> Written request:
Read the lines below and count those that have the word "JSON". Respond with the number only.

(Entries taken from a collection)
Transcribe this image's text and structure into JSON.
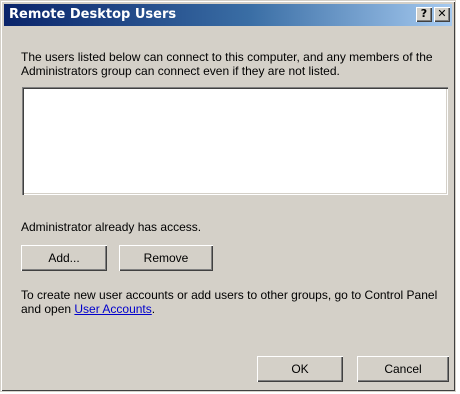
{
  "window": {
    "title": "Remote Desktop Users",
    "help_label": "?",
    "close_label": "✕"
  },
  "description": "The users listed below can connect to this computer, and any members of the Administrators group can connect even if they are not listed.",
  "users_list": [],
  "access_status": "Administrator already has access.",
  "buttons": {
    "add": "Add...",
    "remove": "Remove",
    "ok": "OK",
    "cancel": "Cancel"
  },
  "info": {
    "text_before_link": "To create new user accounts or add users to other groups, go to Control Panel and open ",
    "link_text": "User Accounts",
    "text_after_link": "."
  }
}
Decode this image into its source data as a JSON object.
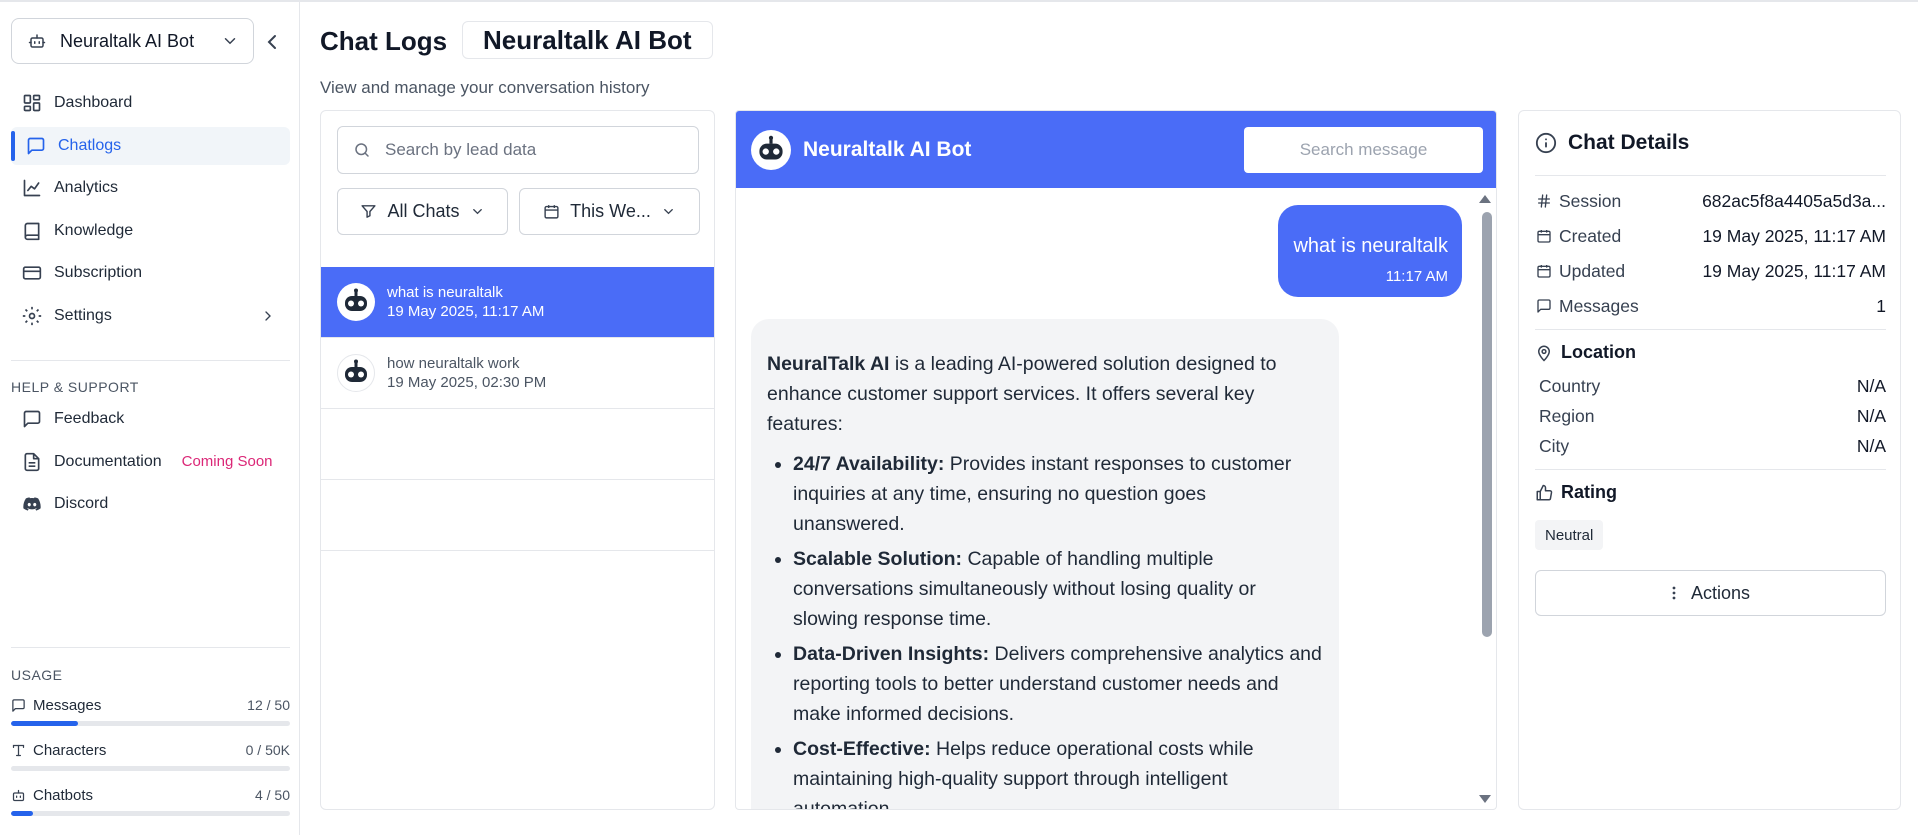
{
  "sidebar": {
    "bot_select": "Neuraltalk AI Bot",
    "nav": [
      {
        "label": "Dashboard",
        "icon": "dashboard-icon"
      },
      {
        "label": "Chatlogs",
        "icon": "chat-icon",
        "active": true
      },
      {
        "label": "Analytics",
        "icon": "chart-line-icon"
      },
      {
        "label": "Knowledge",
        "icon": "book-icon"
      },
      {
        "label": "Subscription",
        "icon": "credit-card-icon"
      },
      {
        "label": "Settings",
        "icon": "gear-icon"
      }
    ],
    "help_title": "HELP & SUPPORT",
    "help": [
      {
        "label": "Feedback",
        "icon": "message-icon"
      },
      {
        "label": "Documentation",
        "icon": "document-icon",
        "badge": "Coming Soon"
      },
      {
        "label": "Discord",
        "icon": "discord-icon"
      }
    ],
    "usage_title": "USAGE",
    "usage": [
      {
        "label": "Messages",
        "value": "12 / 50",
        "fraction": 0.24,
        "icon": "message-icon"
      },
      {
        "label": "Characters",
        "value": "0 / 50K",
        "fraction": 0.0,
        "icon": "type-icon"
      },
      {
        "label": "Chatbots",
        "value": "4 / 50",
        "fraction": 0.08,
        "icon": "bot-icon"
      }
    ]
  },
  "header": {
    "title": "Chat Logs",
    "bot_name": "Neuraltalk AI Bot",
    "subtitle": "View and manage your conversation history"
  },
  "chat_list": {
    "search_placeholder": "Search by lead data",
    "filter_chats": "All Chats",
    "filter_date": "This We...",
    "items": [
      {
        "title": "what is neuraltalk",
        "date": "19 May 2025, 11:17 AM",
        "active": true
      },
      {
        "title": "how neuraltalk work",
        "date": "19 May 2025, 02:30 PM",
        "active": false
      }
    ]
  },
  "conversation": {
    "bot_name": "Neuraltalk AI Bot",
    "search_placeholder": "Search message",
    "user_message": "what is neuraltalk",
    "user_time": "11:17 AM",
    "bot_intro_bold": "NeuralTalk AI",
    "bot_intro_rest": " is a leading AI-powered solution designed to enhance customer support services. It offers several key features:",
    "features": [
      {
        "title": "24/7 Availability:",
        "text": " Provides instant responses to customer inquiries at any time, ensuring no question goes unanswered."
      },
      {
        "title": "Scalable Solution:",
        "text": " Capable of handling multiple conversations simultaneously without losing quality or slowing response time."
      },
      {
        "title": "Data-Driven Insights:",
        "text": " Delivers comprehensive analytics and reporting tools to better understand customer needs and make informed decisions."
      },
      {
        "title": "Cost-Effective:",
        "text": " Helps reduce operational costs while maintaining high-quality support through intelligent automation."
      }
    ]
  },
  "details": {
    "title": "Chat Details",
    "session_label": "Session",
    "session_value": "682ac5f8a4405a5d3a...",
    "created_label": "Created",
    "created_value": "19 May 2025, 11:17 AM",
    "updated_label": "Updated",
    "updated_value": "19 May 2025, 11:17 AM",
    "messages_label": "Messages",
    "messages_value": "1",
    "location_title": "Location",
    "country_label": "Country",
    "country_value": "N/A",
    "region_label": "Region",
    "region_value": "N/A",
    "city_label": "City",
    "city_value": "N/A",
    "rating_title": "Rating",
    "rating_value": "Neutral",
    "actions_label": "Actions"
  },
  "colors": {
    "accent": "#4a6cf7",
    "active_nav": "#2563eb",
    "coming_soon": "#db2777"
  }
}
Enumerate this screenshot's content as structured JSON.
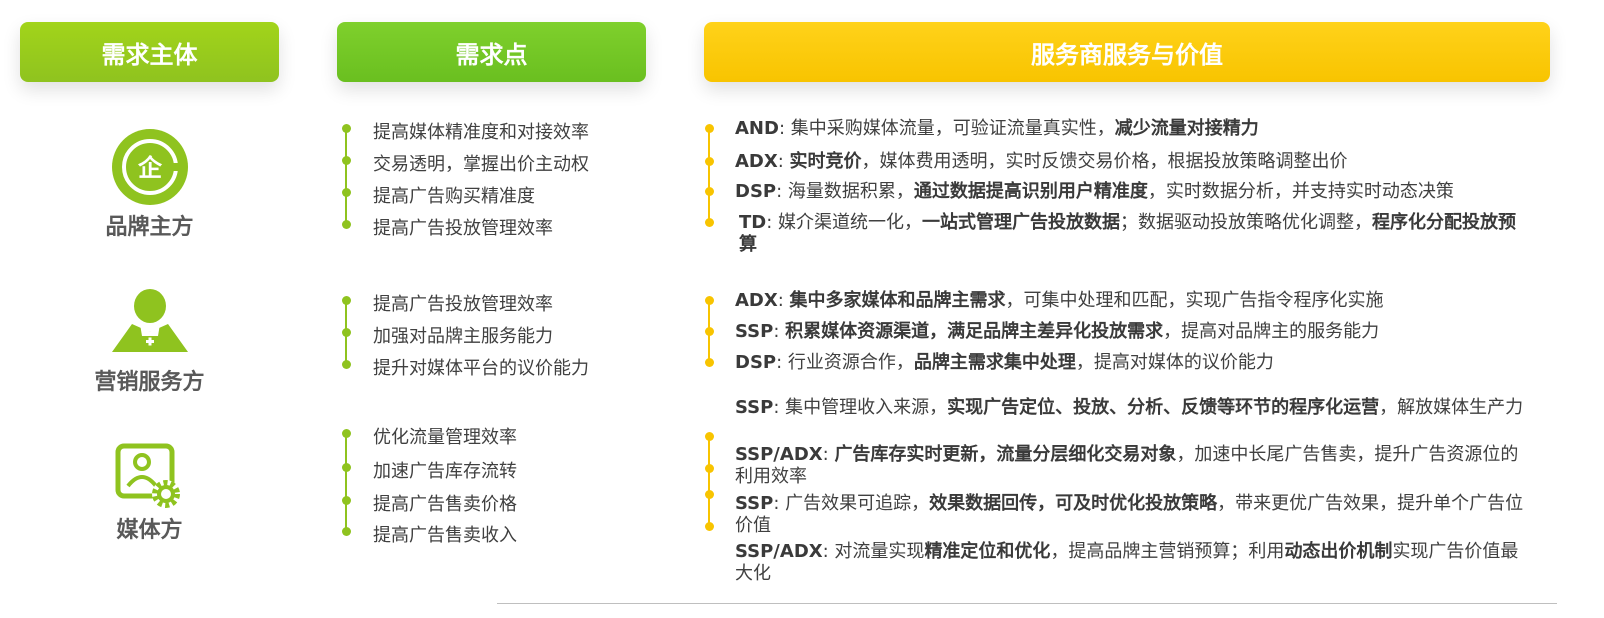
{
  "headers": {
    "col1": "需求主体",
    "col2": "需求点",
    "col3": "服务商服务与价值"
  },
  "colors": {
    "green_light": "#8fc31f",
    "green": "#6abf20",
    "yellow": "#f8c400",
    "text": "#404040"
  },
  "entities": [
    {
      "label": "品牌主方",
      "icon": "enterprise-icon",
      "needs": [
        "提高媒体精准度和对接效率",
        "交易透明，掌握出价主动权",
        "提高广告购买精准度",
        "提高广告投放管理效率"
      ]
    },
    {
      "label": "营销服务方",
      "icon": "service-person-icon",
      "needs": [
        "提高广告投放管理效率",
        "加强对品牌主服务能力",
        "提升对媒体平台的议价能力"
      ]
    },
    {
      "label": "媒体方",
      "icon": "user-settings-icon",
      "needs": [
        "优化流量管理效率",
        "加速广告库存流转",
        "提高广告售卖价格",
        "提高广告售卖收入"
      ]
    }
  ],
  "services": [
    [
      {
        "key": "AND",
        "p1": ": 集中采购媒体流量，可验证流量真实性，",
        "b1": "减少流量对接精力",
        "p2": "",
        "b2": "",
        "p3": ""
      },
      {
        "key": "ADX",
        "p1": ": ",
        "b1": "实时竞价",
        "p2": "，媒体费用透明，实时反馈交易价格，根据投放策略调整出价",
        "b2": "",
        "p3": ""
      },
      {
        "key": "DSP",
        "p1": ": 海量数据积累，",
        "b1": "通过数据提高识别用户精准度",
        "p2": "，实时数据分析，并支持实时动态决策",
        "b2": "",
        "p3": ""
      },
      {
        "key": "TD",
        "p1": ": 媒介渠道统一化，",
        "b1": "一站式管理广告投放数据",
        "p2": "；数据驱动投放策略优化调整，",
        "b2": "程序化分配投放预算",
        "p3": ""
      }
    ],
    [
      {
        "key": "ADX",
        "p1": ": ",
        "b1": "集中多家媒体和品牌主需求",
        "p2": "，可集中处理和匹配，实现广告指令程序化实施",
        "b2": "",
        "p3": ""
      },
      {
        "key": "SSP",
        "p1": ": ",
        "b1": "积累媒体资源渠道，满足品牌主差异化投放需求",
        "p2": "，提高对品牌主的服务能力",
        "b2": "",
        "p3": ""
      },
      {
        "key": "DSP",
        "p1": ": 行业资源合作，",
        "b1": "品牌主需求集中处理",
        "p2": "，提高对媒体的议价能力",
        "b2": "",
        "p3": ""
      }
    ],
    [
      {
        "key": "SSP",
        "p1": ": 集中管理收入来源，",
        "b1": "实现广告定位、投放、分析、反馈等环节的程序化运营",
        "p2": "，解放媒体生产力",
        "b2": "",
        "p3": ""
      },
      {
        "key": "SSP/ADX",
        "p1": ": ",
        "b1": "广告库存实时更新，流量分层细化交易对象",
        "p2": "，加速中长尾广告售卖，提升广告资源位的利用效率",
        "b2": "",
        "p3": ""
      },
      {
        "key": "SSP",
        "p1": ": 广告效果可追踪，",
        "b1": "效果数据回传，可及时优化投放策略",
        "p2": "，带来更优广告效果，提升单个广告位价值",
        "b2": "",
        "p3": ""
      },
      {
        "key": "SSP/ADX",
        "p1": ": 对流量实现",
        "b1": "精准定位和优化",
        "p2": "，提高品牌主营销预算；利用",
        "b2": "动态出价机制",
        "p3": "实现广告价值最大化"
      }
    ]
  ]
}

> Finished task:
3